Copy out all lines that carry the word "JSON".

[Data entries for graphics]
....................
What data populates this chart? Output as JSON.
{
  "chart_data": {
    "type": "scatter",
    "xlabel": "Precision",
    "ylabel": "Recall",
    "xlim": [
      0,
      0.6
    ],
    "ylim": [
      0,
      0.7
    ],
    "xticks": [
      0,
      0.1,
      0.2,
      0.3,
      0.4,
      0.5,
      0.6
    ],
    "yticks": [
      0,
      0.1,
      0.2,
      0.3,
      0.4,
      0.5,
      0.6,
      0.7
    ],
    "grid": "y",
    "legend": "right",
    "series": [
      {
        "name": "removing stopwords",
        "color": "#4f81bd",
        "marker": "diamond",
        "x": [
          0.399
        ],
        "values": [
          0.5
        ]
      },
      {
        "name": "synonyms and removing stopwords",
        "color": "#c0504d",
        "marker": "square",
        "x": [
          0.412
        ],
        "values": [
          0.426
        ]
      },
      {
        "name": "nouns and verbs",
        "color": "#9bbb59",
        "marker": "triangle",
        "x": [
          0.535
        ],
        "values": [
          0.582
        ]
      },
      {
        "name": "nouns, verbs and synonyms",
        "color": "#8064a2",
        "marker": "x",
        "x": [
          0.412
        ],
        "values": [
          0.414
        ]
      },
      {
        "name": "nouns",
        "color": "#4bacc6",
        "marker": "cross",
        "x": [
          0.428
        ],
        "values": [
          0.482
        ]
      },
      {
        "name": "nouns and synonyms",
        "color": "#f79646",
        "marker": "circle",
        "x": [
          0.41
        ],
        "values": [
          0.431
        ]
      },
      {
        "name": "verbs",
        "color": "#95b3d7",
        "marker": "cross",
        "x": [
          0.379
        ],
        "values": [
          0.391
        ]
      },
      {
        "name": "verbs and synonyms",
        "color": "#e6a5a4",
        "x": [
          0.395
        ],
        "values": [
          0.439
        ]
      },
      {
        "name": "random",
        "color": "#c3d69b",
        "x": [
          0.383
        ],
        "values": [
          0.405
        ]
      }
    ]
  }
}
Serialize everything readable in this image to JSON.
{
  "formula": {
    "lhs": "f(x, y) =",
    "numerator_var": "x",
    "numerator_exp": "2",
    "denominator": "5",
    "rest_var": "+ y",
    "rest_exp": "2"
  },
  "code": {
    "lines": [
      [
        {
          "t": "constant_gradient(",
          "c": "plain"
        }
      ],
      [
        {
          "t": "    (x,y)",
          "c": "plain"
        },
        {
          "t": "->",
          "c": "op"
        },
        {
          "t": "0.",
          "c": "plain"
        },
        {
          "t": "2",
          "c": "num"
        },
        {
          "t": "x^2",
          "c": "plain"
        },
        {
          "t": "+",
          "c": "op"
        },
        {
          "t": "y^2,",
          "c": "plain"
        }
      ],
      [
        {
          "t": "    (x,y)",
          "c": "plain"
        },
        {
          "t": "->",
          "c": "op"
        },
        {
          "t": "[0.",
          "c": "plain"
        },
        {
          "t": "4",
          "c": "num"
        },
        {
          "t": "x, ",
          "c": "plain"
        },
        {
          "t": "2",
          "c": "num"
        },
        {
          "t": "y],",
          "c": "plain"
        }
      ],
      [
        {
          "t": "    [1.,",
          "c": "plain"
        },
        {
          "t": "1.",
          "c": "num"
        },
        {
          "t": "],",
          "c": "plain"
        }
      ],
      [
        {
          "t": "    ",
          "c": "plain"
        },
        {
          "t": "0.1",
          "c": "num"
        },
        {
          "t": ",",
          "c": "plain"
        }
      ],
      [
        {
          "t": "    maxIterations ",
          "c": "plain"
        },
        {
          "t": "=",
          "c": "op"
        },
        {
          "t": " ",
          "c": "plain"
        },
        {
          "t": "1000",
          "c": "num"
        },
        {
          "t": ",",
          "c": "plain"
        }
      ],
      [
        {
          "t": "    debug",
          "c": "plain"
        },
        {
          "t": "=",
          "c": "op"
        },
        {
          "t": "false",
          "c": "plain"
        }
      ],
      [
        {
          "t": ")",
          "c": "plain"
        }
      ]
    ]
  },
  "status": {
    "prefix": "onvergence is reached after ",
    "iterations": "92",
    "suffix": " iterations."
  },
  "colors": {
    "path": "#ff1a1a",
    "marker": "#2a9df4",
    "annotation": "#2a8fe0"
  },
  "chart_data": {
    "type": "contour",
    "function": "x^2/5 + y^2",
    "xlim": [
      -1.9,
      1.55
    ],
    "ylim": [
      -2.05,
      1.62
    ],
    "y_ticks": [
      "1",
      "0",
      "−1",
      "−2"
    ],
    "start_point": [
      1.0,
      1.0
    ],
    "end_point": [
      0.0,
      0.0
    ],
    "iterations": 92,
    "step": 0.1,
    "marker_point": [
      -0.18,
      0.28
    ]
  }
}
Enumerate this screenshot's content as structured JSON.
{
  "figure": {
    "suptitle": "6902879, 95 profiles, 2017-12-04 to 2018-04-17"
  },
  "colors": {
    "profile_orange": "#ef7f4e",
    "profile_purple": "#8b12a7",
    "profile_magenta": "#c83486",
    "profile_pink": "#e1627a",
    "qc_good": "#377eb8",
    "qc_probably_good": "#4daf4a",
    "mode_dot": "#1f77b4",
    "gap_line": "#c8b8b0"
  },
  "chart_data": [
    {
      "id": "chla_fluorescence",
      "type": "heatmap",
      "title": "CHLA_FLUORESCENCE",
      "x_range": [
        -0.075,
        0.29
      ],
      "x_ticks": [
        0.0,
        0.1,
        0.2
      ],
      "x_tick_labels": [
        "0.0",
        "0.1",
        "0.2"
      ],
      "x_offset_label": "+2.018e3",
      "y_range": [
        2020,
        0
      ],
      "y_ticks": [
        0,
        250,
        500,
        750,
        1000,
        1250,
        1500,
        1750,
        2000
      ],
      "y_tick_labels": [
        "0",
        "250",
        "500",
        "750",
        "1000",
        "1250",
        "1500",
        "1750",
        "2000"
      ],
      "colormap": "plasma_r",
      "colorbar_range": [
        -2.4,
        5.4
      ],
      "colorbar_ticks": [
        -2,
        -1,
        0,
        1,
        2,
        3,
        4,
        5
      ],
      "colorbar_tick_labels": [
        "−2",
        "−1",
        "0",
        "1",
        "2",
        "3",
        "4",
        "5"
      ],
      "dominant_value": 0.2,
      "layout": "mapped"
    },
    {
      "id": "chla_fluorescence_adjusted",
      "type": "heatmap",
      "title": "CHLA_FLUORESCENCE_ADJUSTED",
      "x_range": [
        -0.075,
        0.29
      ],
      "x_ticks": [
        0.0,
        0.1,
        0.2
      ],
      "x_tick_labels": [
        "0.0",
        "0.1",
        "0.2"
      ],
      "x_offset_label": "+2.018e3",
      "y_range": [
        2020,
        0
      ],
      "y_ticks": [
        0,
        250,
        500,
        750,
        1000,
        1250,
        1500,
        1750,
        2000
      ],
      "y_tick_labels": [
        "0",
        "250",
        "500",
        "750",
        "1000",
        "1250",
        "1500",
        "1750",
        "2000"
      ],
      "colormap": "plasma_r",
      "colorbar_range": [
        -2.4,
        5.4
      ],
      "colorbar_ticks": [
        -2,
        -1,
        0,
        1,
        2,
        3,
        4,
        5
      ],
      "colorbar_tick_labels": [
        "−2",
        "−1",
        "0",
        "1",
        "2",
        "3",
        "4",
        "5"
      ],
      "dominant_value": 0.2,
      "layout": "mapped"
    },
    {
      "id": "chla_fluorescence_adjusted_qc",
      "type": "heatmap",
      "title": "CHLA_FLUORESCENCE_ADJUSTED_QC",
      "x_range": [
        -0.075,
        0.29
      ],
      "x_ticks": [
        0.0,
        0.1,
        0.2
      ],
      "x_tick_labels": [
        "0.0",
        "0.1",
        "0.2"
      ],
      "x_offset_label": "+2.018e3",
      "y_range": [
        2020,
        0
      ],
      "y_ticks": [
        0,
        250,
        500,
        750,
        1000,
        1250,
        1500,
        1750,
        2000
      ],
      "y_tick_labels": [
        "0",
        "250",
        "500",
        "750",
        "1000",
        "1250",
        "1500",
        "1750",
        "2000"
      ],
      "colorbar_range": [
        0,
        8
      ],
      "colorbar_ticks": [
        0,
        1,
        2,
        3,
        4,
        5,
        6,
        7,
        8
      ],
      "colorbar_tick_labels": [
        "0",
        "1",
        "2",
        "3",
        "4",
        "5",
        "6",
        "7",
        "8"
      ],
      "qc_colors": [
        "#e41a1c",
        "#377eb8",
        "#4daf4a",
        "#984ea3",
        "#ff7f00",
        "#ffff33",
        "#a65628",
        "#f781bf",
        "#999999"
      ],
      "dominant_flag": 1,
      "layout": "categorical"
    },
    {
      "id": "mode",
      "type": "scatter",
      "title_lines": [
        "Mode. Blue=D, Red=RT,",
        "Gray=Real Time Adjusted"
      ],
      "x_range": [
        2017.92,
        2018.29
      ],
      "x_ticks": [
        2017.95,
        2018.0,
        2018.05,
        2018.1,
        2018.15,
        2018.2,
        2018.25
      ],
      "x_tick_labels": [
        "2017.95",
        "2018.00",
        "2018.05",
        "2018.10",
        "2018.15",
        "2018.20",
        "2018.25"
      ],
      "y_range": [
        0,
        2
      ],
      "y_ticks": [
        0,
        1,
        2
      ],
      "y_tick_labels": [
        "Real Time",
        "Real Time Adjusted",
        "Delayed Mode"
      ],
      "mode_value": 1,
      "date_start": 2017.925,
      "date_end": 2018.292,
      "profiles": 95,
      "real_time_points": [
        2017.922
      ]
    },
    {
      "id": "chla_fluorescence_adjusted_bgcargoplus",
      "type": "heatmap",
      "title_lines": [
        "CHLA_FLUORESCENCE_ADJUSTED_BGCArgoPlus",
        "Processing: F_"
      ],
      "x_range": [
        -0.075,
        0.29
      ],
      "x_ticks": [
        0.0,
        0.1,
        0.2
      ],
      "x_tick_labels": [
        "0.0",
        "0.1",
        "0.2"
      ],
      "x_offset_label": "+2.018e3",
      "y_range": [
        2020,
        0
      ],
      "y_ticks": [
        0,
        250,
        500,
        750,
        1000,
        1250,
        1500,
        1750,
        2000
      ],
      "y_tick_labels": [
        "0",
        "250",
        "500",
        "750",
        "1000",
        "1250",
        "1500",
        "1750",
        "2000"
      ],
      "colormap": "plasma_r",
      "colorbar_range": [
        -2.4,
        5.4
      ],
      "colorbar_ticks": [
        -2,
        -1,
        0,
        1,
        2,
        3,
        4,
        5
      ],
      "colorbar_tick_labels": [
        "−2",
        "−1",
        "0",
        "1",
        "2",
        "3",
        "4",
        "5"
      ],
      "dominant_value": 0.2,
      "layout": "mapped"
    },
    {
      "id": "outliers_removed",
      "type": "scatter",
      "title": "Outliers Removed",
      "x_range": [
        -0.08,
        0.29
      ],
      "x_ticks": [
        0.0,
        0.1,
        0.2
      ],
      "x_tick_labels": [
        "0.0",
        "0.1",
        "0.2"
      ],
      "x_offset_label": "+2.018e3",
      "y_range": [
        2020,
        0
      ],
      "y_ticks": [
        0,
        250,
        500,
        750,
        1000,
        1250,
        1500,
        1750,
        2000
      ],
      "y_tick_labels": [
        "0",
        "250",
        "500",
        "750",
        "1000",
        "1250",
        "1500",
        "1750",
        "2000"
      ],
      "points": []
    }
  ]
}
....................
**Solved exercise:**
What data populates this chart? Output as JSON.
Serialize everything readable in this image to JSON.
Enumerate this screenshot's content as structured JSON.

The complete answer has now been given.